PROBLEM DESCRIPTION: Filter the entries, keeping every line with the word "should".
## BEGIN
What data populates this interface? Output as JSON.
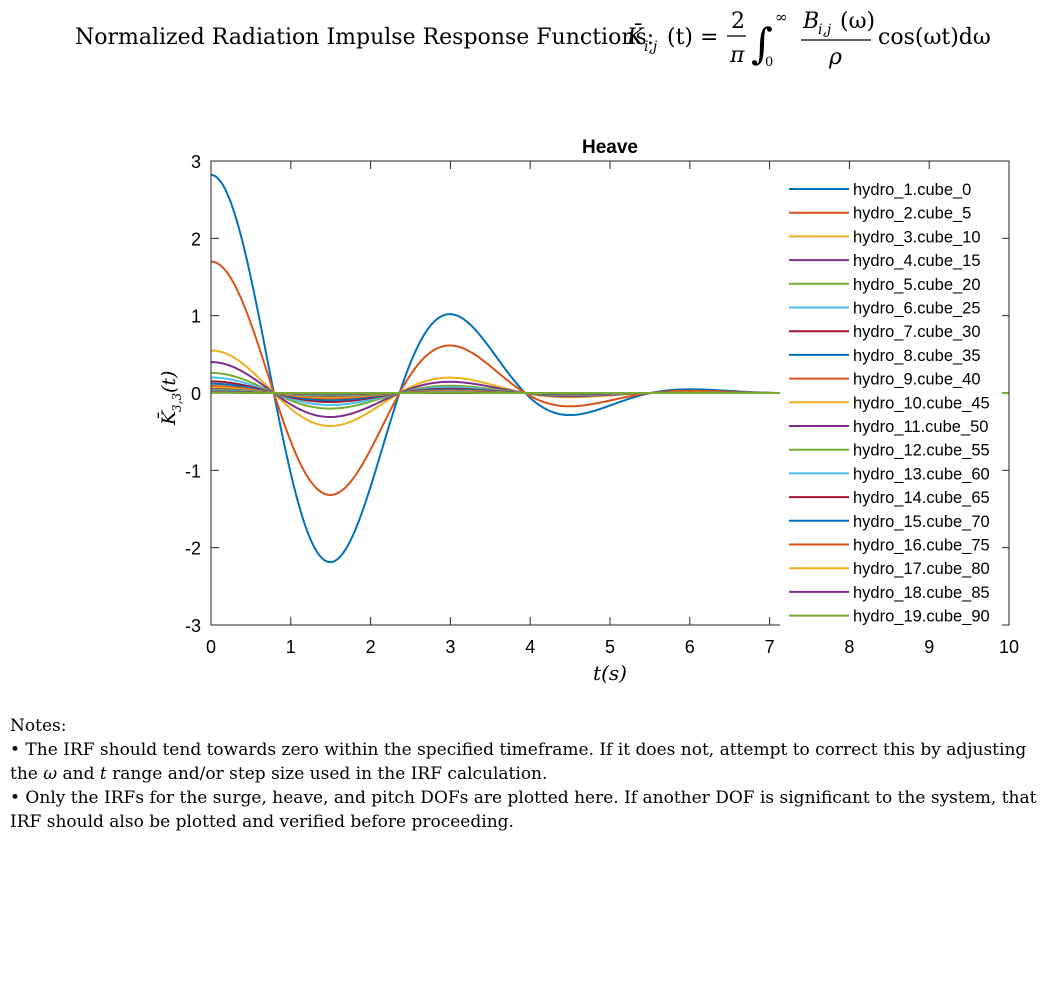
{
  "header": {
    "prefix": "Normalized Radiation Impulse Response Functions:",
    "lhs": "K̄",
    "lhs_sub": "i,j",
    "lhs_arg": "(t) =",
    "frac_num": "2",
    "frac_den": "π",
    "int_upper": "∞",
    "int_lower": "0",
    "integrand_num": "B",
    "integrand_num_sub": "i,j",
    "integrand_num_arg": "(ω)",
    "integrand_den": "ρ",
    "tail": "cos(ωt)dω"
  },
  "chart_data": {
    "type": "line",
    "title": "Heave",
    "xlabel": "t(s)",
    "ylabel_main": "K̄",
    "ylabel_sub": "3,3",
    "ylabel_arg": "(t)",
    "xlim": [
      0,
      10
    ],
    "ylim": [
      -3,
      3
    ],
    "xticks": [
      "0",
      "1",
      "2",
      "3",
      "4",
      "5",
      "6",
      "7",
      "8",
      "9",
      "10"
    ],
    "yticks": [
      "3",
      "2",
      "1",
      "0",
      "-1",
      "-2",
      "-3"
    ],
    "legend_position": "right",
    "series": [
      {
        "name": "hydro_1.cube_0",
        "color": "#0072BD",
        "peak": 2.82
      },
      {
        "name": "hydro_2.cube_5",
        "color": "#D95319",
        "peak": 1.7
      },
      {
        "name": "hydro_3.cube_10",
        "color": "#EDB120",
        "peak": 0.55
      },
      {
        "name": "hydro_4.cube_15",
        "color": "#7E2F8E",
        "peak": 0.4
      },
      {
        "name": "hydro_5.cube_20",
        "color": "#77AC30",
        "peak": 0.26
      },
      {
        "name": "hydro_6.cube_25",
        "color": "#4DBEEE",
        "peak": 0.2
      },
      {
        "name": "hydro_7.cube_30",
        "color": "#A2142F",
        "peak": 0.15
      },
      {
        "name": "hydro_8.cube_35",
        "color": "#0072BD",
        "peak": 0.12
      },
      {
        "name": "hydro_9.cube_40",
        "color": "#D95319",
        "peak": 0.09
      },
      {
        "name": "hydro_10.cube_45",
        "color": "#EDB120",
        "peak": 0.07
      },
      {
        "name": "hydro_11.cube_50",
        "color": "#7E2F8E",
        "peak": 0.05
      },
      {
        "name": "hydro_12.cube_55",
        "color": "#77AC30",
        "peak": 0.04
      },
      {
        "name": "hydro_13.cube_60",
        "color": "#4DBEEE",
        "peak": 0.03
      },
      {
        "name": "hydro_14.cube_65",
        "color": "#A2142F",
        "peak": 0.02
      },
      {
        "name": "hydro_15.cube_70",
        "color": "#0072BD",
        "peak": 0.015
      },
      {
        "name": "hydro_16.cube_75",
        "color": "#D95319",
        "peak": 0.01
      },
      {
        "name": "hydro_17.cube_80",
        "color": "#EDB120",
        "peak": 0.008
      },
      {
        "name": "hydro_18.cube_85",
        "color": "#7E2F8E",
        "peak": 0.005
      },
      {
        "name": "hydro_19.cube_90",
        "color": "#77AC30",
        "peak": 0.003
      }
    ]
  },
  "notes": {
    "heading": "Notes:",
    "bullet1_a": "• The IRF should tend towards zero within the specified timeframe. If it does not, attempt to correct this by adjusting the ",
    "bullet1_w": "ω",
    "bullet1_b": " and ",
    "bullet1_t": "t",
    "bullet1_c": " range and/or step size used in the IRF calculation.",
    "bullet2": "• Only the IRFs for the surge, heave, and pitch DOFs are plotted here. If another DOF is significant to the system, that IRF should also be plotted and verified before proceeding."
  }
}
## END
THE REPLY:
    "bullet1_a": "• The IRF should tend towards zero within the specified timeframe. If it does not, attempt to correct this by adjusting the ",
    "bullet2": "• Only the IRFs for the surge, heave, and pitch DOFs are plotted here. If another DOF is significant to the system, that IRF should also be plotted and verified before proceeding."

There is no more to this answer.